Your objective: Using the material that follows, identify and copy each line with the string "when".

((

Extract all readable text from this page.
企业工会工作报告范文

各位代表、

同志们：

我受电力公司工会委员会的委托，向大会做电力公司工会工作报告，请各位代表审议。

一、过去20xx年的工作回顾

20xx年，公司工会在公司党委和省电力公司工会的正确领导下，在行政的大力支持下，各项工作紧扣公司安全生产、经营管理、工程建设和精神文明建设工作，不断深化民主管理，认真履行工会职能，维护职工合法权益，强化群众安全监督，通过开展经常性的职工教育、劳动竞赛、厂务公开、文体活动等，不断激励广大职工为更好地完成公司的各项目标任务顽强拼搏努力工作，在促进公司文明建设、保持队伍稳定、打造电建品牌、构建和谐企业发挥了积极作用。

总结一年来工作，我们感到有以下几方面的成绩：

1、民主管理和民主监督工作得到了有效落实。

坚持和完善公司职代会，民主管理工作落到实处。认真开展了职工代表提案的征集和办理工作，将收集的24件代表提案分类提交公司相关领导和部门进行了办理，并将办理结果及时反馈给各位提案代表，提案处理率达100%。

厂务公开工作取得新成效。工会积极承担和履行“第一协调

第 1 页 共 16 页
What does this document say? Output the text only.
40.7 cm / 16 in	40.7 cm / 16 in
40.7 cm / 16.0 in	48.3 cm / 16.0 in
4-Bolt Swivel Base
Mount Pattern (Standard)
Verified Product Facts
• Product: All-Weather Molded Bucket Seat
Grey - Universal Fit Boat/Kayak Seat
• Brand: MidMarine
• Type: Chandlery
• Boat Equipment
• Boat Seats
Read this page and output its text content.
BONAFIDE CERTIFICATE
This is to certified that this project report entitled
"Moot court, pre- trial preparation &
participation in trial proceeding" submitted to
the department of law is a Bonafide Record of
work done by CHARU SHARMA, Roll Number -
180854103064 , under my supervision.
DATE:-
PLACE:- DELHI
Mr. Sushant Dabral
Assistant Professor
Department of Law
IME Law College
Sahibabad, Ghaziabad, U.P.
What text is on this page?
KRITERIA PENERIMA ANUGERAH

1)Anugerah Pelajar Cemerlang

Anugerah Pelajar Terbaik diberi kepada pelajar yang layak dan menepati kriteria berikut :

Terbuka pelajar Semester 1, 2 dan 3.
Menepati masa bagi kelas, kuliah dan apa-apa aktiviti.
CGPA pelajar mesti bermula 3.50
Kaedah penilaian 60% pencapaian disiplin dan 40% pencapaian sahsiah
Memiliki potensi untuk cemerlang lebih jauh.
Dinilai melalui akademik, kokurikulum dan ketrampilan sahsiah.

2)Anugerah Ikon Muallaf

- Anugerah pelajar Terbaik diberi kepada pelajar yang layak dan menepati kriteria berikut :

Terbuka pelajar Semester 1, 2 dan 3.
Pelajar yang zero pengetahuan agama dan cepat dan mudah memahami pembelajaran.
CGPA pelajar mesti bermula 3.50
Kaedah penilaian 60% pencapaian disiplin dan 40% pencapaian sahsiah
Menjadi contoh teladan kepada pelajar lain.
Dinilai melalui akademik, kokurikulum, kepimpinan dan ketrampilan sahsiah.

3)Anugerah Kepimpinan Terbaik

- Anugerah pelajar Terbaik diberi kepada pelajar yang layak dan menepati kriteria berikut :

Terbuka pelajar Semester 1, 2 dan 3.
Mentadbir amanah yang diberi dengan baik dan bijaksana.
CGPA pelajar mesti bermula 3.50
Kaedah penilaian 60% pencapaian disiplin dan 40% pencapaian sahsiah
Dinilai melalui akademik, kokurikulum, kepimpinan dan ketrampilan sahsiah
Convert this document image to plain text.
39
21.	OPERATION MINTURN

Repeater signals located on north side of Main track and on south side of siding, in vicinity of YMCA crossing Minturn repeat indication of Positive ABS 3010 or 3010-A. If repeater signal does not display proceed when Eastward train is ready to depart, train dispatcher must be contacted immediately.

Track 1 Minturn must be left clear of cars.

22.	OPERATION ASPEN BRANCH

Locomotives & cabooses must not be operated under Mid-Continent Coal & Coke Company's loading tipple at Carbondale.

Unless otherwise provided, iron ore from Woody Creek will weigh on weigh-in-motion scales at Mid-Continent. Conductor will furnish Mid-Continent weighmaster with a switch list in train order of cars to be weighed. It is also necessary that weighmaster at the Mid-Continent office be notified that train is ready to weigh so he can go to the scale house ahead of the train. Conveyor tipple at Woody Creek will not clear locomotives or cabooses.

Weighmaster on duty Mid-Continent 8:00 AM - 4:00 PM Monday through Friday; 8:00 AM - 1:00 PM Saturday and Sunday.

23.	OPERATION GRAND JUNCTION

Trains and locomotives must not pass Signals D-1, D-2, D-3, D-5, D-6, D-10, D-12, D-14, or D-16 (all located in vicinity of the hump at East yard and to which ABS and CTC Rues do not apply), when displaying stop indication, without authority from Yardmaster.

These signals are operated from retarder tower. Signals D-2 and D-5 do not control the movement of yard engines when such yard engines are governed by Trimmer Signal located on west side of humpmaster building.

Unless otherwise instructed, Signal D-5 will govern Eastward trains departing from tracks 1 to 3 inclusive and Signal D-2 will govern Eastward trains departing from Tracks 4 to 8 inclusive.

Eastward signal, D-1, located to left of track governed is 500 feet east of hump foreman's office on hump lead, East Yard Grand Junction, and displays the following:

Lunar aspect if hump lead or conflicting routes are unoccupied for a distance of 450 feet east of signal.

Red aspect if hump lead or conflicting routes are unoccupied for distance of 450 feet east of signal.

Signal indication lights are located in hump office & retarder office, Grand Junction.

))

Written solution:
Repeater signals located on north side of Main track and on south side of siding, in vicinity of YMCA crossing Minturn repeat indication of Positive ABS 3010 or 3010-A. If repeater signal does not display proceed when Eastward train is ready to depart, train dispatcher must be contacted immediately.
Trains and locomotives must not pass Signals D-1, D-2, D-3, D-5, D-6, D-10, D-12, D-14, or D-16 (all located in vicinity of the hump at East yard and to which ABS and CTC Rues do not apply), when displaying stop indication, without authority from Yardmaster.
These signals are operated from retarder tower. Signals D-2 and D-5 do not control the movement of yard engines when such yard engines are governed by Trimmer Signal located on west side of humpmaster building.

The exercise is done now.